* PROBLEM STATEMENT *
Reproduce the entries word for word, and omit any picture you find in them.

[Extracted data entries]

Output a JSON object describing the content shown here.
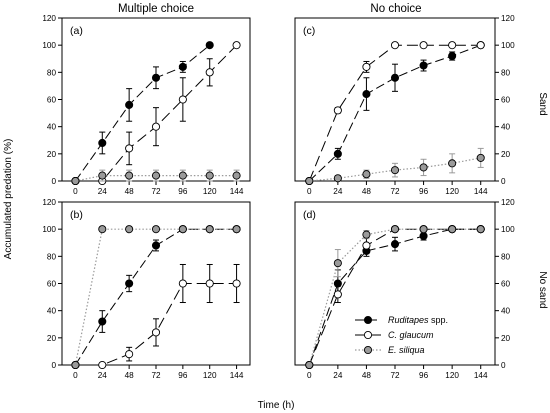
{
  "figure": {
    "col_titles": [
      "Multiple choice",
      "No choice"
    ],
    "ylabel": "Accumulated predation (%)",
    "xlabel": "Time (h)",
    "right_labels": [
      "Sand",
      "No sand"
    ],
    "legend": [
      {
        "italic": "Ruditapes",
        "rest": " spp."
      },
      {
        "italic": "C. glaucum",
        "rest": ""
      },
      {
        "italic": "E. siliqua",
        "rest": ""
      }
    ]
  },
  "colors": {
    "ruditapes": "#000000",
    "c_glaucum": "#ffffff",
    "e_siliqua": "#9a9a9a",
    "axis": "#000000"
  },
  "chart_data": [
    {
      "panel": "(a)",
      "type": "line",
      "title": "Multiple choice",
      "xlim": [
        -12,
        156
      ],
      "ylim": [
        0,
        120
      ],
      "xticks": [
        0,
        24,
        48,
        72,
        96,
        120,
        144
      ],
      "yticks": [
        0,
        20,
        40,
        60,
        80,
        100,
        120
      ],
      "series": [
        {
          "name": "Ruditapes spp.",
          "style": "ruditapes",
          "x": [
            0,
            24,
            48,
            72,
            96,
            120
          ],
          "y": [
            0,
            28,
            56,
            76,
            84,
            100
          ],
          "err": [
            0,
            8,
            12,
            8,
            4,
            0
          ]
        },
        {
          "name": "C. glaucum",
          "style": "c_glaucum",
          "x": [
            0,
            24,
            48,
            72,
            96,
            120,
            144
          ],
          "y": [
            0,
            0,
            24,
            40,
            60,
            80,
            100
          ],
          "err": [
            0,
            0,
            12,
            14,
            16,
            10,
            0
          ]
        },
        {
          "name": "E. siliqua",
          "style": "e_siliqua",
          "x": [
            0,
            24,
            48,
            72,
            96,
            120,
            144
          ],
          "y": [
            0,
            4,
            4,
            4,
            4,
            4,
            4
          ],
          "err": [
            0,
            4,
            4,
            4,
            4,
            4,
            4
          ]
        }
      ]
    },
    {
      "panel": "(c)",
      "type": "line",
      "title": "No choice",
      "right_label": "Sand",
      "xlim": [
        -12,
        156
      ],
      "ylim": [
        0,
        120
      ],
      "xticks": [
        0,
        24,
        48,
        72,
        96,
        120,
        144
      ],
      "yticks": [
        0,
        20,
        40,
        60,
        80,
        100,
        120
      ],
      "series": [
        {
          "name": "Ruditapes spp.",
          "style": "ruditapes",
          "x": [
            0,
            24,
            48,
            72,
            96,
            120,
            144
          ],
          "y": [
            0,
            20,
            64,
            76,
            85,
            92,
            100
          ],
          "err": [
            0,
            4,
            12,
            10,
            4,
            3,
            0
          ]
        },
        {
          "name": "C. glaucum",
          "style": "c_glaucum",
          "x": [
            0,
            24,
            48,
            72,
            96,
            120,
            144
          ],
          "y": [
            0,
            52,
            84,
            100,
            100,
            100,
            100
          ],
          "err": [
            0,
            2,
            4,
            0,
            0,
            0,
            0
          ]
        },
        {
          "name": "E. siliqua",
          "style": "e_siliqua",
          "x": [
            0,
            24,
            48,
            72,
            96,
            120,
            144
          ],
          "y": [
            0,
            2,
            5,
            8,
            10,
            13,
            17
          ],
          "err": [
            0,
            2,
            3,
            5,
            6,
            7,
            7
          ]
        }
      ]
    },
    {
      "panel": "(b)",
      "type": "line",
      "xlim": [
        -12,
        156
      ],
      "ylim": [
        0,
        120
      ],
      "xticks": [
        0,
        24,
        48,
        72,
        96,
        120,
        144
      ],
      "yticks": [
        0,
        20,
        40,
        60,
        80,
        100,
        120
      ],
      "series": [
        {
          "name": "Ruditapes spp.",
          "style": "ruditapes",
          "x": [
            0,
            24,
            48,
            72,
            96,
            120,
            144
          ],
          "y": [
            0,
            32,
            60,
            88,
            100,
            100,
            100
          ],
          "err": [
            0,
            8,
            6,
            4,
            0,
            0,
            0
          ]
        },
        {
          "name": "C. glaucum",
          "style": "c_glaucum",
          "x": [
            0,
            24,
            48,
            72,
            96,
            120,
            144
          ],
          "y": [
            0,
            0,
            8,
            24,
            60,
            60,
            60
          ],
          "err": [
            0,
            0,
            5,
            10,
            14,
            14,
            14
          ]
        },
        {
          "name": "E. siliqua",
          "style": "e_siliqua",
          "x": [
            0,
            24,
            48,
            72,
            96,
            120,
            144
          ],
          "y": [
            0,
            100,
            100,
            100,
            100,
            100,
            100
          ],
          "err": [
            0,
            0,
            0,
            0,
            0,
            0,
            0
          ]
        }
      ]
    },
    {
      "panel": "(d)",
      "type": "line",
      "right_label": "No sand",
      "xlim": [
        -12,
        156
      ],
      "ylim": [
        0,
        120
      ],
      "xticks": [
        0,
        24,
        48,
        72,
        96,
        120,
        144
      ],
      "yticks": [
        0,
        20,
        40,
        60,
        80,
        100,
        120
      ],
      "series": [
        {
          "name": "Ruditapes spp.",
          "style": "ruditapes",
          "x": [
            0,
            24,
            48,
            72,
            96,
            120,
            144
          ],
          "y": [
            0,
            60,
            84,
            89,
            95,
            100,
            100
          ],
          "err": [
            0,
            10,
            4,
            5,
            3,
            0,
            0
          ]
        },
        {
          "name": "C. glaucum",
          "style": "c_glaucum",
          "x": [
            0,
            24,
            48,
            72,
            96,
            120,
            144
          ],
          "y": [
            0,
            52,
            88,
            100,
            100,
            100,
            100
          ],
          "err": [
            0,
            6,
            6,
            0,
            0,
            0,
            0
          ]
        },
        {
          "name": "E. siliqua",
          "style": "e_siliqua",
          "x": [
            0,
            24,
            48,
            72,
            96,
            120,
            144
          ],
          "y": [
            0,
            75,
            96,
            100,
            100,
            100,
            100
          ],
          "err": [
            0,
            10,
            3,
            0,
            0,
            0,
            0
          ]
        }
      ]
    }
  ]
}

* FINISHED TASK *
Output a JSON object describing the content shown here.
{
  "figure": {
    "col_titles": [
      "Multiple choice",
      "No choice"
    ],
    "ylabel": "Accumulated predation (%)",
    "xlabel": "Time (h)",
    "right_labels": [
      "Sand",
      "No sand"
    ],
    "legend": [
      {
        "italic": "Ruditapes",
        "rest": " spp."
      },
      {
        "italic": "C. glaucum",
        "rest": ""
      },
      {
        "italic": "E. siliqua",
        "rest": ""
      }
    ]
  },
  "colors": {
    "ruditapes": "#000000",
    "c_glaucum": "#ffffff",
    "e_siliqua": "#9a9a9a",
    "axis": "#000000"
  },
  "chart_data": [
    {
      "panel": "(a)",
      "type": "line",
      "title": "Multiple choice",
      "xlim": [
        -12,
        156
      ],
      "ylim": [
        0,
        120
      ],
      "xticks": [
        0,
        24,
        48,
        72,
        96,
        120,
        144
      ],
      "yticks": [
        0,
        20,
        40,
        60,
        80,
        100,
        120
      ],
      "series": [
        {
          "name": "Ruditapes spp.",
          "style": "ruditapes",
          "x": [
            0,
            24,
            48,
            72,
            96,
            120
          ],
          "y": [
            0,
            28,
            56,
            76,
            84,
            100
          ],
          "err": [
            0,
            8,
            12,
            8,
            4,
            0
          ]
        },
        {
          "name": "C. glaucum",
          "style": "c_glaucum",
          "x": [
            0,
            24,
            48,
            72,
            96,
            120,
            144
          ],
          "y": [
            0,
            0,
            24,
            40,
            60,
            80,
            100
          ],
          "err": [
            0,
            0,
            12,
            14,
            16,
            10,
            0
          ]
        },
        {
          "name": "E. siliqua",
          "style": "e_siliqua",
          "x": [
            0,
            24,
            48,
            72,
            96,
            120,
            144
          ],
          "y": [
            0,
            4,
            4,
            4,
            4,
            4,
            4
          ],
          "err": [
            0,
            4,
            4,
            4,
            4,
            4,
            4
          ]
        }
      ]
    },
    {
      "panel": "(c)",
      "type": "line",
      "title": "No choice",
      "right_label": "Sand",
      "xlim": [
        -12,
        156
      ],
      "ylim": [
        0,
        120
      ],
      "xticks": [
        0,
        24,
        48,
        72,
        96,
        120,
        144
      ],
      "yticks": [
        0,
        20,
        40,
        60,
        80,
        100,
        120
      ],
      "series": [
        {
          "name": "Ruditapes spp.",
          "style": "ruditapes",
          "x": [
            0,
            24,
            48,
            72,
            96,
            120,
            144
          ],
          "y": [
            0,
            20,
            64,
            76,
            85,
            92,
            100
          ],
          "err": [
            0,
            4,
            12,
            10,
            4,
            3,
            0
          ]
        },
        {
          "name": "C. glaucum",
          "style": "c_glaucum",
          "x": [
            0,
            24,
            48,
            72,
            96,
            120,
            144
          ],
          "y": [
            0,
            52,
            84,
            100,
            100,
            100,
            100
          ],
          "err": [
            0,
            2,
            4,
            0,
            0,
            0,
            0
          ]
        },
        {
          "name": "E. siliqua",
          "style": "e_siliqua",
          "x": [
            0,
            24,
            48,
            72,
            96,
            120,
            144
          ],
          "y": [
            0,
            2,
            5,
            8,
            10,
            13,
            17
          ],
          "err": [
            0,
            2,
            3,
            5,
            6,
            7,
            7
          ]
        }
      ]
    },
    {
      "panel": "(b)",
      "type": "line",
      "xlim": [
        -12,
        156
      ],
      "ylim": [
        0,
        120
      ],
      "xticks": [
        0,
        24,
        48,
        72,
        96,
        120,
        144
      ],
      "yticks": [
        0,
        20,
        40,
        60,
        80,
        100,
        120
      ],
      "series": [
        {
          "name": "Ruditapes spp.",
          "style": "ruditapes",
          "x": [
            0,
            24,
            48,
            72,
            96,
            120,
            144
          ],
          "y": [
            0,
            32,
            60,
            88,
            100,
            100,
            100
          ],
          "err": [
            0,
            8,
            6,
            4,
            0,
            0,
            0
          ]
        },
        {
          "name": "C. glaucum",
          "style": "c_glaucum",
          "x": [
            0,
            24,
            48,
            72,
            96,
            120,
            144
          ],
          "y": [
            0,
            0,
            8,
            24,
            60,
            60,
            60
          ],
          "err": [
            0,
            0,
            5,
            10,
            14,
            14,
            14
          ]
        },
        {
          "name": "E. siliqua",
          "style": "e_siliqua",
          "x": [
            0,
            24,
            48,
            72,
            96,
            120,
            144
          ],
          "y": [
            0,
            100,
            100,
            100,
            100,
            100,
            100
          ],
          "err": [
            0,
            0,
            0,
            0,
            0,
            0,
            0
          ]
        }
      ]
    },
    {
      "panel": "(d)",
      "type": "line",
      "right_label": "No sand",
      "xlim": [
        -12,
        156
      ],
      "ylim": [
        0,
        120
      ],
      "xticks": [
        0,
        24,
        48,
        72,
        96,
        120,
        144
      ],
      "yticks": [
        0,
        20,
        40,
        60,
        80,
        100,
        120
      ],
      "series": [
        {
          "name": "Ruditapes spp.",
          "style": "ruditapes",
          "x": [
            0,
            24,
            48,
            72,
            96,
            120,
            144
          ],
          "y": [
            0,
            60,
            84,
            89,
            95,
            100,
            100
          ],
          "err": [
            0,
            10,
            4,
            5,
            3,
            0,
            0
          ]
        },
        {
          "name": "C. glaucum",
          "style": "c_glaucum",
          "x": [
            0,
            24,
            48,
            72,
            96,
            120,
            144
          ],
          "y": [
            0,
            52,
            88,
            100,
            100,
            100,
            100
          ],
          "err": [
            0,
            6,
            6,
            0,
            0,
            0,
            0
          ]
        },
        {
          "name": "E. siliqua",
          "style": "e_siliqua",
          "x": [
            0,
            24,
            48,
            72,
            96,
            120,
            144
          ],
          "y": [
            0,
            75,
            96,
            100,
            100,
            100,
            100
          ],
          "err": [
            0,
            10,
            3,
            0,
            0,
            0,
            0
          ]
        }
      ]
    }
  ]
}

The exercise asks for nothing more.